## INFORMATION SHOWN
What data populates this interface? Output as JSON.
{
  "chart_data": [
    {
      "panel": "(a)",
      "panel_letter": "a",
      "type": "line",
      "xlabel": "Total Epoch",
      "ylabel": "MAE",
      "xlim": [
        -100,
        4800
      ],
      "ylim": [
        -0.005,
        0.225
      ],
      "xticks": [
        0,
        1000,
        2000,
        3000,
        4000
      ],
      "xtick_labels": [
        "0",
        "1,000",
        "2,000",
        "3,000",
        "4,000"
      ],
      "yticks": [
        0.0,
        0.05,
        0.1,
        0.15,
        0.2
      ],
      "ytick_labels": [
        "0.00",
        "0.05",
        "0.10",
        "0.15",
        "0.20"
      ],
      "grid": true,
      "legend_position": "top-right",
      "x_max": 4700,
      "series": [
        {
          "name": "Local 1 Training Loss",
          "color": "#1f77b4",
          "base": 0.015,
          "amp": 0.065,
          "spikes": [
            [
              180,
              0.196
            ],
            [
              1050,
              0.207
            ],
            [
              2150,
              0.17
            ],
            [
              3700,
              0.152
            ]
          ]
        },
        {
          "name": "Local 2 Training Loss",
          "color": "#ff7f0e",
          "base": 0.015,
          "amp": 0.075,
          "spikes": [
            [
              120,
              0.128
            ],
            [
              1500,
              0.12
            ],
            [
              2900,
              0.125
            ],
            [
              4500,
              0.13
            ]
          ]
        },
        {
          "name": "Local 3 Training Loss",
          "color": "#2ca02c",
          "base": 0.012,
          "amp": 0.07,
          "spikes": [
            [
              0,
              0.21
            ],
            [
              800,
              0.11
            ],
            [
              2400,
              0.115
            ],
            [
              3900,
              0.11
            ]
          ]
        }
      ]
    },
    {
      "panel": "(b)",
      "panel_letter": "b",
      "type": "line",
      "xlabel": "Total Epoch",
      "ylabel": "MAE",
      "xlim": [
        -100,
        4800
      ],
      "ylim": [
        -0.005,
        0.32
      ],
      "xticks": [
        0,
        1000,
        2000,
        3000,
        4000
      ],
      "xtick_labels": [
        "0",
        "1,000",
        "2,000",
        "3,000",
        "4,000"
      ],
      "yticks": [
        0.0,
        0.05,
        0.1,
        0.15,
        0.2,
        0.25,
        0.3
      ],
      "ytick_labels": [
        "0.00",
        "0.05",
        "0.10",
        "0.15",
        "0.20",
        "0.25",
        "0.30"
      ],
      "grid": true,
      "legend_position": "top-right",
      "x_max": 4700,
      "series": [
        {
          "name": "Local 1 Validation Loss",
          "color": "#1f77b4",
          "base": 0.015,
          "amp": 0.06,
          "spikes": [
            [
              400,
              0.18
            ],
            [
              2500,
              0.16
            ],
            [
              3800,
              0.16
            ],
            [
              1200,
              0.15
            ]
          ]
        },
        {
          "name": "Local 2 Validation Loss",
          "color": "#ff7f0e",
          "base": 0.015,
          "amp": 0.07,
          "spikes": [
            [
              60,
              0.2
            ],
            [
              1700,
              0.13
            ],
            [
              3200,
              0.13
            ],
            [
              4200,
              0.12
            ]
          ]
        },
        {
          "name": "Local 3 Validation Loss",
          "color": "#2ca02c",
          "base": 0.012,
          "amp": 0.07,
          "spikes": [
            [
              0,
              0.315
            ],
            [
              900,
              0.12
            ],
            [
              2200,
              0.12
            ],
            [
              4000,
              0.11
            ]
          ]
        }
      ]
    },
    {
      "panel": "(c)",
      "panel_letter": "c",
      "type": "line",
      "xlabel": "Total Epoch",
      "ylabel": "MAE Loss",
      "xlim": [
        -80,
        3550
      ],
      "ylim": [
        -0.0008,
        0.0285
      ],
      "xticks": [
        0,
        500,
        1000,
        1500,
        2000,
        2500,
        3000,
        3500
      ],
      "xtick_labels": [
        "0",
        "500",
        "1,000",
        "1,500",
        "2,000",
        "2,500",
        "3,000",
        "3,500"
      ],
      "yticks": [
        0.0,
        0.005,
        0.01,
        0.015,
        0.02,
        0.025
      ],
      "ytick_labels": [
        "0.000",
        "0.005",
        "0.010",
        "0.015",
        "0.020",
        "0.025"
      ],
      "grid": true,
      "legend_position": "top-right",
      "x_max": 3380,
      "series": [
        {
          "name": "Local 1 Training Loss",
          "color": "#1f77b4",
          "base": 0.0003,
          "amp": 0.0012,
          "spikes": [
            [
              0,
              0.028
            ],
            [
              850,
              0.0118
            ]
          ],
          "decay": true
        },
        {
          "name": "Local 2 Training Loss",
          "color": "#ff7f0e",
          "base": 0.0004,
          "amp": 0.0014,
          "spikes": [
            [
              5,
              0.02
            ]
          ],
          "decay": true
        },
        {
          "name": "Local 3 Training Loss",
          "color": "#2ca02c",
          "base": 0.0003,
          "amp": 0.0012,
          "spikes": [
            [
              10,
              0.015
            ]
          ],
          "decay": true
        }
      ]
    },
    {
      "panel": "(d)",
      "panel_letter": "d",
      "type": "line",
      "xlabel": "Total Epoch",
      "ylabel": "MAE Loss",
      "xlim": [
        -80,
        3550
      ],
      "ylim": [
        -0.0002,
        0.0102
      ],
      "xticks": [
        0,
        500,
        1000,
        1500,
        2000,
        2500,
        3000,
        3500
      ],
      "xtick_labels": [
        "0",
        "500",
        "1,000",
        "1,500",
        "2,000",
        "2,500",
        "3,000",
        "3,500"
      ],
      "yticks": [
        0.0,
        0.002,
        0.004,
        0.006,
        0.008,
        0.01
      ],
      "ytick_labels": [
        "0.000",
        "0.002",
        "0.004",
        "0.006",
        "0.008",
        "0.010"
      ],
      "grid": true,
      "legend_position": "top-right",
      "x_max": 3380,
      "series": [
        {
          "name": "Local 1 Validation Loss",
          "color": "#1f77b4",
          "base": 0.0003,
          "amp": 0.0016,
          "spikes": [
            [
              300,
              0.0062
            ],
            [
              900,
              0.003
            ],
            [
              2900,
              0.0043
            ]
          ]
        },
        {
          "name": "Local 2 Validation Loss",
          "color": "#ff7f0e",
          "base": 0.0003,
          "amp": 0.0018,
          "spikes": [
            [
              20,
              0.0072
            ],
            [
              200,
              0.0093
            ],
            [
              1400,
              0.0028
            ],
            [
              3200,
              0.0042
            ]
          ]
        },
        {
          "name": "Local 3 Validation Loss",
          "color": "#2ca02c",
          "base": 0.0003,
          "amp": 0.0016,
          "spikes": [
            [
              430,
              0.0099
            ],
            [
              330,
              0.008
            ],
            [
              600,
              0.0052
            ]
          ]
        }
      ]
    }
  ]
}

## PROBLEM DESCRIPTION
Print the entries exactly. Include every one.

## EXERCISE SOLUTION
What data populates this interface? Output as JSON.
{
  "chart_data": [
    {
      "panel": "(a)",
      "panel_letter": "a",
      "type": "line",
      "xlabel": "Total Epoch",
      "ylabel": "MAE",
      "xlim": [
        -100,
        4800
      ],
      "ylim": [
        -0.005,
        0.225
      ],
      "xticks": [
        0,
        1000,
        2000,
        3000,
        4000
      ],
      "xtick_labels": [
        "0",
        "1,000",
        "2,000",
        "3,000",
        "4,000"
      ],
      "yticks": [
        0.0,
        0.05,
        0.1,
        0.15,
        0.2
      ],
      "ytick_labels": [
        "0.00",
        "0.05",
        "0.10",
        "0.15",
        "0.20"
      ],
      "grid": true,
      "legend_position": "top-right",
      "x_max": 4700,
      "series": [
        {
          "name": "Local 1 Training Loss",
          "color": "#1f77b4",
          "base": 0.015,
          "amp": 0.065,
          "spikes": [
            [
              180,
              0.196
            ],
            [
              1050,
              0.207
            ],
            [
              2150,
              0.17
            ],
            [
              3700,
              0.152
            ]
          ]
        },
        {
          "name": "Local 2 Training Loss",
          "color": "#ff7f0e",
          "base": 0.015,
          "amp": 0.075,
          "spikes": [
            [
              120,
              0.128
            ],
            [
              1500,
              0.12
            ],
            [
              2900,
              0.125
            ],
            [
              4500,
              0.13
            ]
          ]
        },
        {
          "name": "Local 3 Training Loss",
          "color": "#2ca02c",
          "base": 0.012,
          "amp": 0.07,
          "spikes": [
            [
              0,
              0.21
            ],
            [
              800,
              0.11
            ],
            [
              2400,
              0.115
            ],
            [
              3900,
              0.11
            ]
          ]
        }
      ]
    },
    {
      "panel": "(b)",
      "panel_letter": "b",
      "type": "line",
      "xlabel": "Total Epoch",
      "ylabel": "MAE",
      "xlim": [
        -100,
        4800
      ],
      "ylim": [
        -0.005,
        0.32
      ],
      "xticks": [
        0,
        1000,
        2000,
        3000,
        4000
      ],
      "xtick_labels": [
        "0",
        "1,000",
        "2,000",
        "3,000",
        "4,000"
      ],
      "yticks": [
        0.0,
        0.05,
        0.1,
        0.15,
        0.2,
        0.25,
        0.3
      ],
      "ytick_labels": [
        "0.00",
        "0.05",
        "0.10",
        "0.15",
        "0.20",
        "0.25",
        "0.30"
      ],
      "grid": true,
      "legend_position": "top-right",
      "x_max": 4700,
      "series": [
        {
          "name": "Local 1 Validation Loss",
          "color": "#1f77b4",
          "base": 0.015,
          "amp": 0.06,
          "spikes": [
            [
              400,
              0.18
            ],
            [
              2500,
              0.16
            ],
            [
              3800,
              0.16
            ],
            [
              1200,
              0.15
            ]
          ]
        },
        {
          "name": "Local 2 Validation Loss",
          "color": "#ff7f0e",
          "base": 0.015,
          "amp": 0.07,
          "spikes": [
            [
              60,
              0.2
            ],
            [
              1700,
              0.13
            ],
            [
              3200,
              0.13
            ],
            [
              4200,
              0.12
            ]
          ]
        },
        {
          "name": "Local 3 Validation Loss",
          "color": "#2ca02c",
          "base": 0.012,
          "amp": 0.07,
          "spikes": [
            [
              0,
              0.315
            ],
            [
              900,
              0.12
            ],
            [
              2200,
              0.12
            ],
            [
              4000,
              0.11
            ]
          ]
        }
      ]
    },
    {
      "panel": "(c)",
      "panel_letter": "c",
      "type": "line",
      "xlabel": "Total Epoch",
      "ylabel": "MAE Loss",
      "xlim": [
        -80,
        3550
      ],
      "ylim": [
        -0.0008,
        0.0285
      ],
      "xticks": [
        0,
        500,
        1000,
        1500,
        2000,
        2500,
        3000,
        3500
      ],
      "xtick_labels": [
        "0",
        "500",
        "1,000",
        "1,500",
        "2,000",
        "2,500",
        "3,000",
        "3,500"
      ],
      "yticks": [
        0.0,
        0.005,
        0.01,
        0.015,
        0.02,
        0.025
      ],
      "ytick_labels": [
        "0.000",
        "0.005",
        "0.010",
        "0.015",
        "0.020",
        "0.025"
      ],
      "grid": true,
      "legend_position": "top-right",
      "x_max": 3380,
      "series": [
        {
          "name": "Local 1 Training Loss",
          "color": "#1f77b4",
          "base": 0.0003,
          "amp": 0.0012,
          "spikes": [
            [
              0,
              0.028
            ],
            [
              850,
              0.0118
            ]
          ],
          "decay": true
        },
        {
          "name": "Local 2 Training Loss",
          "color": "#ff7f0e",
          "base": 0.0004,
          "amp": 0.0014,
          "spikes": [
            [
              5,
              0.02
            ]
          ],
          "decay": true
        },
        {
          "name": "Local 3 Training Loss",
          "color": "#2ca02c",
          "base": 0.0003,
          "amp": 0.0012,
          "spikes": [
            [
              10,
              0.015
            ]
          ],
          "decay": true
        }
      ]
    },
    {
      "panel": "(d)",
      "panel_letter": "d",
      "type": "line",
      "xlabel": "Total Epoch",
      "ylabel": "MAE Loss",
      "xlim": [
        -80,
        3550
      ],
      "ylim": [
        -0.0002,
        0.0102
      ],
      "xticks": [
        0,
        500,
        1000,
        1500,
        2000,
        2500,
        3000,
        3500
      ],
      "xtick_labels": [
        "0",
        "500",
        "1,000",
        "1,500",
        "2,000",
        "2,500",
        "3,000",
        "3,500"
      ],
      "yticks": [
        0.0,
        0.002,
        0.004,
        0.006,
        0.008,
        0.01
      ],
      "ytick_labels": [
        "0.000",
        "0.002",
        "0.004",
        "0.006",
        "0.008",
        "0.010"
      ],
      "grid": true,
      "legend_position": "top-right",
      "x_max": 3380,
      "series": [
        {
          "name": "Local 1 Validation Loss",
          "color": "#1f77b4",
          "base": 0.0003,
          "amp": 0.0016,
          "spikes": [
            [
              300,
              0.0062
            ],
            [
              900,
              0.003
            ],
            [
              2900,
              0.0043
            ]
          ]
        },
        {
          "name": "Local 2 Validation Loss",
          "color": "#ff7f0e",
          "base": 0.0003,
          "amp": 0.0018,
          "spikes": [
            [
              20,
              0.0072
            ],
            [
              200,
              0.0093
            ],
            [
              1400,
              0.0028
            ],
            [
              3200,
              0.0042
            ]
          ]
        },
        {
          "name": "Local 3 Validation Loss",
          "color": "#2ca02c",
          "base": 0.0003,
          "amp": 0.0016,
          "spikes": [
            [
              430,
              0.0099
            ],
            [
              330,
              0.008
            ],
            [
              600,
              0.0052
            ]
          ]
        }
      ]
    }
  ]
}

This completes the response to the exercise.